* ZU ERLEDIGENDE AUFGABEN:
(A) Beantworte anhand des Urteils zur Rodungsbewilligung diese Fragen:
(i) An welchem Datum erging das Urteil?
(ii) Wer tritt im Verfahren gegen den Regionalen Jagdschiessverein Illgraben, Leuk, und den Staatsrat des Kantons Wallis auf?
(iii) In welcher Erwägung wird laut deutscher Regeste die Mitteilung von Rodungsbewilligungsentscheiden an beschwerdeberechtigte Organisationen behandelt?
(B) Führe das Urteil zur Rodungsbewilligung im Anschluss an den letzten gezeigten Satz weiter.

* BEREITGESTELLTER TEXT:
106 Ib 141
23. Urteil der I. öffentlichrechtlichen Abteilung vom 24. September 1980 i.S. Schweiz. Bund für Naturschutz gegen Regionaler Jagdschiessverein Illgraben, Leuk, und Staatsrat des Kantons Wallis (Verwaltungsgerichtsbeschwerde)
Regeste (de):
- Art. 50 Abs. 2
FPolG; Art. 1 Abs. 2
FPolV; Art. 25bis Abs. 1 lit. a
und Abs. 4 FPolV.
- 1. Mitteilung von Rodungsbewilligungsentscheiden an beschwerdeberechtigte Organisationen (E. 2).
- 2. Waldqualität einer unbestockten Fläche innerhalb des Waldes; deren Überbauung bedarf einer Rodungsbewilligung, auch wenn keine Bäume gefällt werden müssen (E. 4).
- 3. Bemessung der Rodungsfläche; Zuständigkeit zum Entscheid über das Rodungsgesuch (E. 5).
Regeste (fr):
- Art. 50 al. 2 LFor; art. 1 al. 2, 25bis al. 1 let. a et al. 4 OFor.
- 1. Communication des décisions autorisant le défrichement aux organisations ayant le droit de recours (consid. 2).

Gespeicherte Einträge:
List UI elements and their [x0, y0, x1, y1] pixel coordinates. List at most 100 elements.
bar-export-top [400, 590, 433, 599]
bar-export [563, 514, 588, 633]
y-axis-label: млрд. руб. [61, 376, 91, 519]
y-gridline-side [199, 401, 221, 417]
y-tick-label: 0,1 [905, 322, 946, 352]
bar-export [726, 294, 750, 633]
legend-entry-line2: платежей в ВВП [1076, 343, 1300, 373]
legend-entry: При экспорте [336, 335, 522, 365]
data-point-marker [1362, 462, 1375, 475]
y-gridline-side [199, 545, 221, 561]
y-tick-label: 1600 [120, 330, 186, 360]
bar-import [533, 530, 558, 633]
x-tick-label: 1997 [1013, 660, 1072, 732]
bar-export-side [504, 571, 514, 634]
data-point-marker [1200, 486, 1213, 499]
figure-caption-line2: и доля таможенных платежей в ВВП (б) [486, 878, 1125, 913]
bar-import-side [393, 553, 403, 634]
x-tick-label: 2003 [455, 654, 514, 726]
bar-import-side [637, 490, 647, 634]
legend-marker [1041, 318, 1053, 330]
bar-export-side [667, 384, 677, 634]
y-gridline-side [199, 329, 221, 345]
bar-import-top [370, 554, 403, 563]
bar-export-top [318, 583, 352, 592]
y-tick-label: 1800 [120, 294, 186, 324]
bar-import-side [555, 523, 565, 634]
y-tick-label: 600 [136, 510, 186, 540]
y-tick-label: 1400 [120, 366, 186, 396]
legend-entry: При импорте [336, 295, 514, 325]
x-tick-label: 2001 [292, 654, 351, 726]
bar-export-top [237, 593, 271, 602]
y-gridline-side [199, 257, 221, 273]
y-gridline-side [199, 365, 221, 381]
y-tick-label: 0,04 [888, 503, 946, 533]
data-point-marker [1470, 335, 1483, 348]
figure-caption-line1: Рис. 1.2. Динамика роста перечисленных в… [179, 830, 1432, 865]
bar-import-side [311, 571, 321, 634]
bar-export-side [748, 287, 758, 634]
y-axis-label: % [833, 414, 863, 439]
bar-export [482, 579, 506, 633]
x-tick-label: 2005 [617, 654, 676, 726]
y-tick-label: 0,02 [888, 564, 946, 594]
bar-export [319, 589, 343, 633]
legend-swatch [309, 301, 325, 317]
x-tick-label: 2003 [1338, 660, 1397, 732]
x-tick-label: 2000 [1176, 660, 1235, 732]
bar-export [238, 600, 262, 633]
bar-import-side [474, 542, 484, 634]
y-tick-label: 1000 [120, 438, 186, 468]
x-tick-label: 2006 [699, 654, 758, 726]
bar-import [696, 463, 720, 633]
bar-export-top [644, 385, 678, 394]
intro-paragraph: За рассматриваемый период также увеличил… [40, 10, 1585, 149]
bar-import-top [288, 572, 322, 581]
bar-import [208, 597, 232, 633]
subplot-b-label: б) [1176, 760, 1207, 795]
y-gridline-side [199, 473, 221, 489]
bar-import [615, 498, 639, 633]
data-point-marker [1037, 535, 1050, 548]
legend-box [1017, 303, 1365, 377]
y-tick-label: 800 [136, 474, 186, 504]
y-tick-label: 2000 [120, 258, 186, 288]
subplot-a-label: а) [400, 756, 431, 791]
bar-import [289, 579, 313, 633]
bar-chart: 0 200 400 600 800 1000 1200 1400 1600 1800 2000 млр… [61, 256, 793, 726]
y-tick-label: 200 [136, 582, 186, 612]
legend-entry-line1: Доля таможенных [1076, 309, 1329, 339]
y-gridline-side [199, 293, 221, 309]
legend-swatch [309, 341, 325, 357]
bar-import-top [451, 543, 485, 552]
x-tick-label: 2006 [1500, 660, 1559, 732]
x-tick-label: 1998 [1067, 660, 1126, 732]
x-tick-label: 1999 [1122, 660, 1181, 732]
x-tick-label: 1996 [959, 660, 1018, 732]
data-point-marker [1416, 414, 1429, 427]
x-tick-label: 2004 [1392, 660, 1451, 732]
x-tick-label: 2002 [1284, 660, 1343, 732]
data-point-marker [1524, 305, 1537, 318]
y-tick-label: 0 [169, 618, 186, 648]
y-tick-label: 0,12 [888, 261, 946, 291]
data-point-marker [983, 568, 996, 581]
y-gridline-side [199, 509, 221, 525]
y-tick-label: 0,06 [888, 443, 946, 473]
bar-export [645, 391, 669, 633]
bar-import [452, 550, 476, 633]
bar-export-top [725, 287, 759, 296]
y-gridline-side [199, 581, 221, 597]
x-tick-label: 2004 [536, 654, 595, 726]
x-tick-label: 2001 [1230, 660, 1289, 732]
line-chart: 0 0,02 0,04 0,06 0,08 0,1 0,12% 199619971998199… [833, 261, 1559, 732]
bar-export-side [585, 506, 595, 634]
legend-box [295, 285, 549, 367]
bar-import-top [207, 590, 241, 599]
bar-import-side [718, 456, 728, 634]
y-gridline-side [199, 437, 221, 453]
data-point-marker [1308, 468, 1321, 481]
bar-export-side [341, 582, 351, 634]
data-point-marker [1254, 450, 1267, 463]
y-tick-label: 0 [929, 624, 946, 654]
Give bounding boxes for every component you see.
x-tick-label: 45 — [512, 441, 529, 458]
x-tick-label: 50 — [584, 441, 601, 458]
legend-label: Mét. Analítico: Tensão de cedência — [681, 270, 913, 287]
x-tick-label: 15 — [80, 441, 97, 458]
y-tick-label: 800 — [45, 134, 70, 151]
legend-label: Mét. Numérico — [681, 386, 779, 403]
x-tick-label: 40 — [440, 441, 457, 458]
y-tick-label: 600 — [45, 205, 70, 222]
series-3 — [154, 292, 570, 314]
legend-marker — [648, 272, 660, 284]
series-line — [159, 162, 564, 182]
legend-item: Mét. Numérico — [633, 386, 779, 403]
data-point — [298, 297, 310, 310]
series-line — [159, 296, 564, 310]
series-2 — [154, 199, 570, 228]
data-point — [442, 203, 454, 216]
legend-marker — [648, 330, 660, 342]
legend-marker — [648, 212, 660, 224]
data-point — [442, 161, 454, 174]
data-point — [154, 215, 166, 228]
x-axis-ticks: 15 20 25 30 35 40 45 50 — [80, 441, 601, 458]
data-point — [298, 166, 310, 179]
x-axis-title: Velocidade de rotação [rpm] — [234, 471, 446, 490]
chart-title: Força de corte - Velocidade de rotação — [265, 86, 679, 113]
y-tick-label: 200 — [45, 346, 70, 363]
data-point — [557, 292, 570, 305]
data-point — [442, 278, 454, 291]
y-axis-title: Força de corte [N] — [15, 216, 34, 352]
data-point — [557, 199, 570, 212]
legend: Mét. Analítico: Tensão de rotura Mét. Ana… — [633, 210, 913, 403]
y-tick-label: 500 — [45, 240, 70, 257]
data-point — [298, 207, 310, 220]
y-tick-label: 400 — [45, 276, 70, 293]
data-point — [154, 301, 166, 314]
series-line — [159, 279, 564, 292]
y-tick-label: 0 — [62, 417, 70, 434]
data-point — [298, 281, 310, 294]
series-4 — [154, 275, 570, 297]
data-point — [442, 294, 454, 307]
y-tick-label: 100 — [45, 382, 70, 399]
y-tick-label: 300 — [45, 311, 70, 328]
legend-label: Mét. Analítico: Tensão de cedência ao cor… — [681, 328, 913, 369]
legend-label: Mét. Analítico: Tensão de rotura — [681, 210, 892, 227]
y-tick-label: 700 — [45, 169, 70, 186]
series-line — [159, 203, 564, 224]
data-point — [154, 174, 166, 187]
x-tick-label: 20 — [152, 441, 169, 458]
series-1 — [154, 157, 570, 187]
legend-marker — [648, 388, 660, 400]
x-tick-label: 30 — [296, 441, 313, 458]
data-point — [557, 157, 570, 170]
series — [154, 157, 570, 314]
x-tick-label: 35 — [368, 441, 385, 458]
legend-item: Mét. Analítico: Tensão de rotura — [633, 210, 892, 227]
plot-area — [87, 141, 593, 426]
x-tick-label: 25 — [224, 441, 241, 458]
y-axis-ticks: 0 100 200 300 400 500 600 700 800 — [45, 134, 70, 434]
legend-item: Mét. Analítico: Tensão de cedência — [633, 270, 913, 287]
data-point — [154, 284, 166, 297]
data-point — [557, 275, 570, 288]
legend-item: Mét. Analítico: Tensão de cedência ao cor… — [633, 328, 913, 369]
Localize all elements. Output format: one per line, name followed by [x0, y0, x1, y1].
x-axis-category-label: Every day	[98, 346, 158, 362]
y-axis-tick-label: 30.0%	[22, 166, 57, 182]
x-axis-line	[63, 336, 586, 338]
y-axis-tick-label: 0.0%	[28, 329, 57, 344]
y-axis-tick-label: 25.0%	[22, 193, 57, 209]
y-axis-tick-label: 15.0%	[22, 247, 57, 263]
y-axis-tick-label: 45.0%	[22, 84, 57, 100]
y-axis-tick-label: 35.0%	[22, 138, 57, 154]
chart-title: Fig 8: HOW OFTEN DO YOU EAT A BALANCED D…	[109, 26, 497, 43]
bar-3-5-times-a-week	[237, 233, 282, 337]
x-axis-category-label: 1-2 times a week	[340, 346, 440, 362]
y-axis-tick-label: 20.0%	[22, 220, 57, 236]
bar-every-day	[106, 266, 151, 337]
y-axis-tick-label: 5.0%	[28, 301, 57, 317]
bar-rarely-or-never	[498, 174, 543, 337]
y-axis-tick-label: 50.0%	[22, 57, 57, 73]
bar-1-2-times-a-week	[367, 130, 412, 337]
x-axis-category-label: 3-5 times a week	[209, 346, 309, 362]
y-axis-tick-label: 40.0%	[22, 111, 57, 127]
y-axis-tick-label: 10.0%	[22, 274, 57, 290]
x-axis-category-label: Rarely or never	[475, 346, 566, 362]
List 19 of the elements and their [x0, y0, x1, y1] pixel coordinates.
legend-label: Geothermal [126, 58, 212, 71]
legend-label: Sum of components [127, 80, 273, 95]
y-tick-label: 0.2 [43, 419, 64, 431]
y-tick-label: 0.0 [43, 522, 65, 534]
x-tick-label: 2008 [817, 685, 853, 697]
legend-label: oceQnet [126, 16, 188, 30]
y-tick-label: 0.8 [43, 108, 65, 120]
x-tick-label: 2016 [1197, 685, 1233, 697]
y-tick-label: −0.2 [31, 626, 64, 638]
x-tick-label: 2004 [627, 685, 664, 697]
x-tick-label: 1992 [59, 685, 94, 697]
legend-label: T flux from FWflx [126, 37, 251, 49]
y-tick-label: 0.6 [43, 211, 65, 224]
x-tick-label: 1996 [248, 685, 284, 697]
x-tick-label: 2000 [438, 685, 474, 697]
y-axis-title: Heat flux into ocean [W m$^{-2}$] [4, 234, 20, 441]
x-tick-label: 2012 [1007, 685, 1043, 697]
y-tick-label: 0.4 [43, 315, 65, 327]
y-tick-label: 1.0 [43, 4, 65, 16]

* ANTWORTEN ZU AUFGABEN:
(A)
(i) Am 24. September 1980
(ii) Der Schweiz. Bund für Naturschutz
(iii) In E. 2

(B)
- 2. Nature forestière d'une surface non boisée à l'intérieur d'une forêt; le fait d'y élever une construction nécessite une autorisation de défricher, quand bien même il n'y a lieu d'abattre aucun arbre (consid. 4).
- 3. Calcul de la surface à défricher; compétence pour statuer sur la demande de défrichement (consid. 5).
Regesto (it):
- Art. 50 cpv. 2 LVPF; art. 1 cpv 2, art. 25bis cpv. 1 lett. a e cpv. 4 OVPF.
- 1. Comunicazione delle decisioni che autorizzano un dissodamento alle associazioni legittimate a ricorrere (consid. 2).
- 2. Natura boschiva di una superficie nuda all'interno di un bosco; l'edificazione su di essa presuppone un permesso di dissodamento anche se non debba essere eliminato alcun albero (consid. 4).
- 3. Calcolo della superficie da dissodare; competenza per decidere su una domanda di dissodamento (consid. 5).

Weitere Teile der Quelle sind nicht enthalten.